Stated task =
In the entries that follow, how many lines contain the word "caption"? Answer with the number only.

Provided data =
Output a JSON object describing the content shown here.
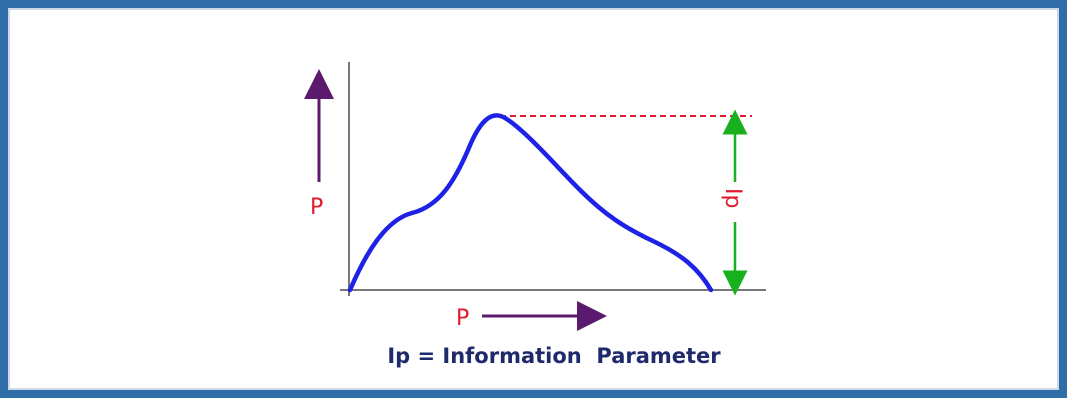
{
  "diagram": {
    "y_axis_label": "P",
    "x_axis_label": "P",
    "ip_label": "Ip",
    "caption": "Ip = Information  Parameter"
  },
  "colors": {
    "border": "#2f6ea8",
    "curve": "#1e22e6",
    "axis": "#777777",
    "arrow": "#5b1a6e",
    "label": "#e11a2c",
    "ip_arrow": "#19b01d",
    "peak_line": "#e11a2c",
    "caption": "#1f2a6b"
  }
}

Answer below =
2